## [The request]
Can you transcribe every line exactly and leave the pictures behind?
---*---
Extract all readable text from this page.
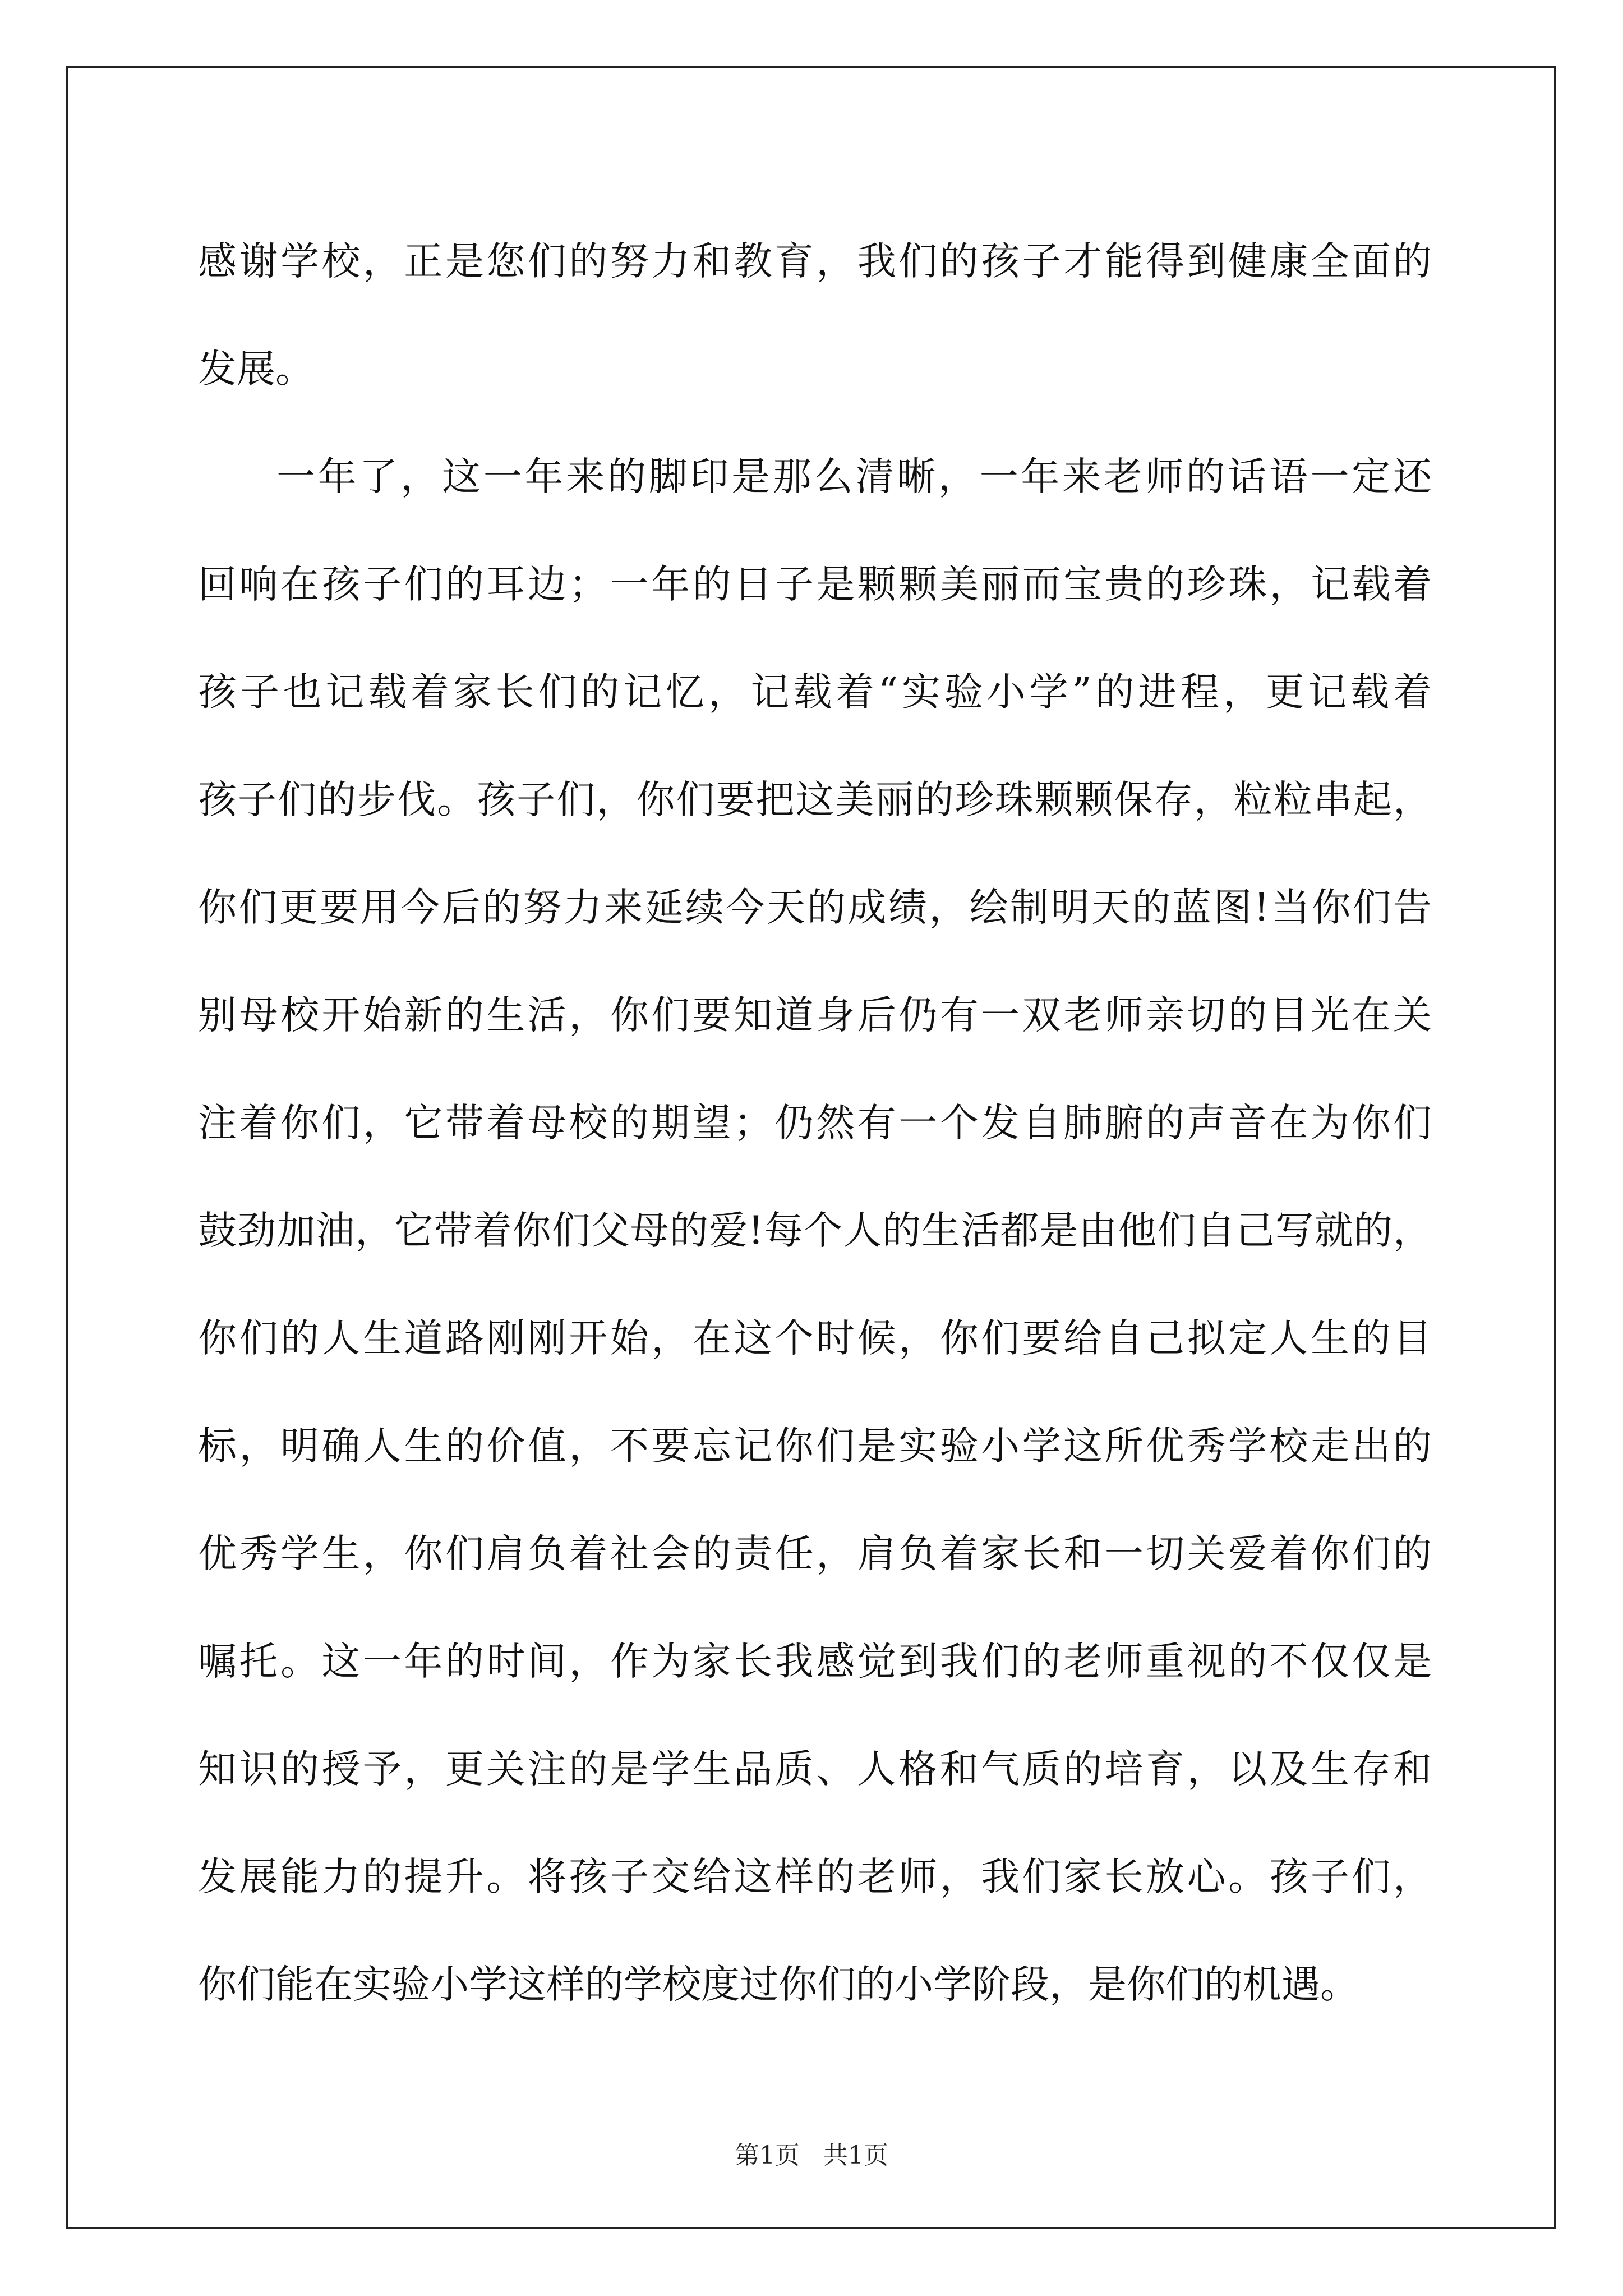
感谢学校，正是您们的努力和教育，我们的孩子才能得到健康全面的
发展。
一年了，这一年来的脚印是那么清晰，一年来老师的话语一定还
回响在孩子们的耳边；一年的日子是颗颗美丽而宝贵的珍珠，记载着
孩子也记载着家长们的记忆，记载着“实验小学”的进程，更记载着
孩子们的步伐。孩子们，你们要把这美丽的珍珠颗颗保存，粒粒串起，
你们更要用今后的努力来延续今天的成绩，绘制明天的蓝图!当你们告
别母校开始新的生活，你们要知道身后仍有一双老师亲切的目光在关
注着你们，它带着母校的期望；仍然有一个发自肺腑的声音在为你们
鼓劲加油，它带着你们父母的爱!每个人的生活都是由他们自己写就的，
你们的人生道路刚刚开始，在这个时候，你们要给自己拟定人生的目
标，明确人生的价值，不要忘记你们是实验小学这所优秀学校走出的
优秀学生，你们肩负着社会的责任，肩负着家长和一切关爱着你们的
嘱托。这一年的时间，作为家长我感觉到我们的老师重视的不仅仅是
知识的授予，更关注的是学生品质、人格和气质的培育，以及生存和
发展能力的提升。将孩子交给这样的老师，我们家长放心。孩子们，
你们能在实验小学这样的学校度过你们的小学阶段，是你们的机遇。
第1页 共1页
---*---
## [Worked answer]
Extract all readable text from this page.
感谢学校，正是您们的努力和教育，我们的孩子才能得到健康全面的
发展。
一年了，这一年来的脚印是那么清晰，一年来老师的话语一定还
回响在孩子们的耳边；一年的日子是颗颗美丽而宝贵的珍珠，记载着
孩子也记载着家长们的记忆，记载着“实验小学”的进程，更记载着
孩子们的步伐。孩子们，你们要把这美丽的珍珠颗颗保存，粒粒串起，
你们更要用今后的努力来延续今天的成绩，绘制明天的蓝图!当你们告
别母校开始新的生活，你们要知道身后仍有一双老师亲切的目光在关
注着你们，它带着母校的期望；仍然有一个发自肺腑的声音在为你们
鼓劲加油，它带着你们父母的爱!每个人的生活都是由他们自己写就的，
你们的人生道路刚刚开始，在这个时候，你们要给自己拟定人生的目
标，明确人生的价值，不要忘记你们是实验小学这所优秀学校走出的
优秀学生，你们肩负着社会的责任，肩负着家长和一切关爱着你们的
嘱托。这一年的时间，作为家长我感觉到我们的老师重视的不仅仅是
知识的授予，更关注的是学生品质、人格和气质的培育，以及生存和
发展能力的提升。将孩子交给这样的老师，我们家长放心。孩子们，
你们能在实验小学这样的学校度过你们的小学阶段，是你们的机遇。
第1页 共1页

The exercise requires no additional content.